Scan the following material for the string "WALCOT" and copy each line in which it appears.

-=-=-=-=-

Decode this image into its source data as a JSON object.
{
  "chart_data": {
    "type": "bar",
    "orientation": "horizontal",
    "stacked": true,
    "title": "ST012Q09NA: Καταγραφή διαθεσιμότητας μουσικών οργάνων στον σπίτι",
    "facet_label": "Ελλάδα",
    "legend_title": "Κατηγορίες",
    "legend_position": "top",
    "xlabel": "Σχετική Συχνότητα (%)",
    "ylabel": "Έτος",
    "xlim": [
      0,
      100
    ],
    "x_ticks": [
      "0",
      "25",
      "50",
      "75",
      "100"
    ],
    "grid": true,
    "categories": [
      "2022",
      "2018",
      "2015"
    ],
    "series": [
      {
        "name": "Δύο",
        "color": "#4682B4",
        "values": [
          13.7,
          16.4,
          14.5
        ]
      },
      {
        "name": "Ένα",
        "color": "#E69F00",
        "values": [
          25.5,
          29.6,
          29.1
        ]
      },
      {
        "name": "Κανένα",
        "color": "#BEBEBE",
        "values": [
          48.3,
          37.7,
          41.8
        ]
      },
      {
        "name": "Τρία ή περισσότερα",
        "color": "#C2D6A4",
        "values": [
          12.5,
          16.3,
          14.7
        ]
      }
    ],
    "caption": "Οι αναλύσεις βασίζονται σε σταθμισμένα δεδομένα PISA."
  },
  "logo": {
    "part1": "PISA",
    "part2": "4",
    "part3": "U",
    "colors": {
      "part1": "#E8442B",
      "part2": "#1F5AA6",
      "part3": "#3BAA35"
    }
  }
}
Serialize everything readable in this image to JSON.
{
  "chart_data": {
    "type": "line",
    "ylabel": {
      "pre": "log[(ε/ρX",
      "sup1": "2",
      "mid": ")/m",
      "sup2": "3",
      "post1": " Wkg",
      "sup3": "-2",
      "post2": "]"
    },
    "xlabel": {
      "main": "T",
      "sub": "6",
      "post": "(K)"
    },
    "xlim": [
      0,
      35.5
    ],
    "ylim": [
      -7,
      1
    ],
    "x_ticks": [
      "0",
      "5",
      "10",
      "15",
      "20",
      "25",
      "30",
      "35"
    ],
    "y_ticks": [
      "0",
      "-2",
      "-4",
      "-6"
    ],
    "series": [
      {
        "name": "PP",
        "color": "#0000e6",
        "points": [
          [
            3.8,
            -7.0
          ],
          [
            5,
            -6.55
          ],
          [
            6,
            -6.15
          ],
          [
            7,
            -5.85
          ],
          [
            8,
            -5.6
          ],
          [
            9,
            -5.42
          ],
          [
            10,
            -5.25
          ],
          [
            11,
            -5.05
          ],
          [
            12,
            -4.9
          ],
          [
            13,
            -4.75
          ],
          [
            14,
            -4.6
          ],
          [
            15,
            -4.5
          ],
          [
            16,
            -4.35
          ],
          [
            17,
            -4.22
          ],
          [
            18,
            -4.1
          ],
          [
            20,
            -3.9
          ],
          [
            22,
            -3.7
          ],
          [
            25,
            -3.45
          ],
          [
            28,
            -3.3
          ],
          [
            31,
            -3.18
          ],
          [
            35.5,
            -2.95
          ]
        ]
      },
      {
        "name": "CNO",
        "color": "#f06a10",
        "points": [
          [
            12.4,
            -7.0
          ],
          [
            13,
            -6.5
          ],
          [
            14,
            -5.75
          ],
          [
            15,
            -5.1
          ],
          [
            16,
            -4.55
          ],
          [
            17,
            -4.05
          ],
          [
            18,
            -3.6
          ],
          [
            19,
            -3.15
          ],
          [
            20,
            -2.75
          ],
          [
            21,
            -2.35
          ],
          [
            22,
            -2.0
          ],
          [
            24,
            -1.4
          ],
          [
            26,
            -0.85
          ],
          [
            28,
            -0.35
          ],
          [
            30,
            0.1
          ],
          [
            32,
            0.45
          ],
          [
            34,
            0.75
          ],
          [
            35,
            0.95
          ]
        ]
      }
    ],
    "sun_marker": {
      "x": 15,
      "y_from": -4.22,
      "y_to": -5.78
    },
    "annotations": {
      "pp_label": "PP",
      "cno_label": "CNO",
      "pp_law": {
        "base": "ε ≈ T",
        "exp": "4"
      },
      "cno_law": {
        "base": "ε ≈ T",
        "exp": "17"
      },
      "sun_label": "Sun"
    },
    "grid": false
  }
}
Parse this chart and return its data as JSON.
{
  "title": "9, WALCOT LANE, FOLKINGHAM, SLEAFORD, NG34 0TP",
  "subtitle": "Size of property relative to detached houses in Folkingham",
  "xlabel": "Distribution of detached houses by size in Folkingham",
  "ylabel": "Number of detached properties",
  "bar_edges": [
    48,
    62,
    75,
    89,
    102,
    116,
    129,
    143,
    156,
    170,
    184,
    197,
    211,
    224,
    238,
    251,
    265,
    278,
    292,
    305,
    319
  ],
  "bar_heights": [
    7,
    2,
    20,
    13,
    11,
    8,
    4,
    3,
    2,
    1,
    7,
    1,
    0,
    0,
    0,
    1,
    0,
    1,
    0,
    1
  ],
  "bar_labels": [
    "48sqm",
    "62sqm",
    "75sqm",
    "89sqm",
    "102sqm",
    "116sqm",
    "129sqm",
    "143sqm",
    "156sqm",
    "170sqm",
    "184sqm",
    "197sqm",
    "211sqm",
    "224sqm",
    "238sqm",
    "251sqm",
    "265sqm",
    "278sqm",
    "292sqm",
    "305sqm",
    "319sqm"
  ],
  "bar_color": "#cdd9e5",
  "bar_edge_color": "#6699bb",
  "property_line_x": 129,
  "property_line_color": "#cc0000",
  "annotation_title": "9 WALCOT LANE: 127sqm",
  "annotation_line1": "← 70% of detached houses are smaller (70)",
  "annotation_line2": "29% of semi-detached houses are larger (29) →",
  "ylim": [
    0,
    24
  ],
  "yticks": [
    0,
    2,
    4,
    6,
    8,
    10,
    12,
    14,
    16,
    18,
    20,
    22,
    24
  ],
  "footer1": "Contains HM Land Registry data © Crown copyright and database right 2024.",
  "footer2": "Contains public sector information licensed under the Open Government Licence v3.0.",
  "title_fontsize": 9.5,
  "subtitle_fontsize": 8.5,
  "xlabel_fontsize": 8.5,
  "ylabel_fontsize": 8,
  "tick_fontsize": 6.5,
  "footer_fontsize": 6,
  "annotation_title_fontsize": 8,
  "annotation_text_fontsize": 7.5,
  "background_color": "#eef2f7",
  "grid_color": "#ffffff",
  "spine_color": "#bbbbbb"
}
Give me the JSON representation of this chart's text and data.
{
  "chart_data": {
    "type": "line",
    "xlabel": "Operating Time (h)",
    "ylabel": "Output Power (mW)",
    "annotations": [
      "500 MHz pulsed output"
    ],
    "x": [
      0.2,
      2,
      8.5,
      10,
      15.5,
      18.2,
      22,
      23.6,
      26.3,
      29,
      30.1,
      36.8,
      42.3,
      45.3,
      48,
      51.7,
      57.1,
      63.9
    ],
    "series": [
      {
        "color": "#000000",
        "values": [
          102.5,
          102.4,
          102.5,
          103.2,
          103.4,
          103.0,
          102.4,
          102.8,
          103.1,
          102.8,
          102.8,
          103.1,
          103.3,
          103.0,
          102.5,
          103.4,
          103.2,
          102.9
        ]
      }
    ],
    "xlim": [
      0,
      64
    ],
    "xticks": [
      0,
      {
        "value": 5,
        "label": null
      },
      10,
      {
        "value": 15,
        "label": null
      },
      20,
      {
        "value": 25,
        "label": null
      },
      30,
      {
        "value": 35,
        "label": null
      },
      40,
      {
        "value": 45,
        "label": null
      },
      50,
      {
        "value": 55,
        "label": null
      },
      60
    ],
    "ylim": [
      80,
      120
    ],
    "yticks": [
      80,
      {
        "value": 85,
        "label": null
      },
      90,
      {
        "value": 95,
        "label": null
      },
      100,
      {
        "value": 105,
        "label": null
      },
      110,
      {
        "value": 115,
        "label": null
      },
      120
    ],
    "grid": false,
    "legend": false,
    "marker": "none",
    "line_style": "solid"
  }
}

-=-=-=-=-

FINAL RESULT:
  "title": "9, WALCOT LANE, FOLKINGHAM, SLEAFORD, NG34 0TP",
  "annotation_title": "9 WALCOT LANE: 127sqm",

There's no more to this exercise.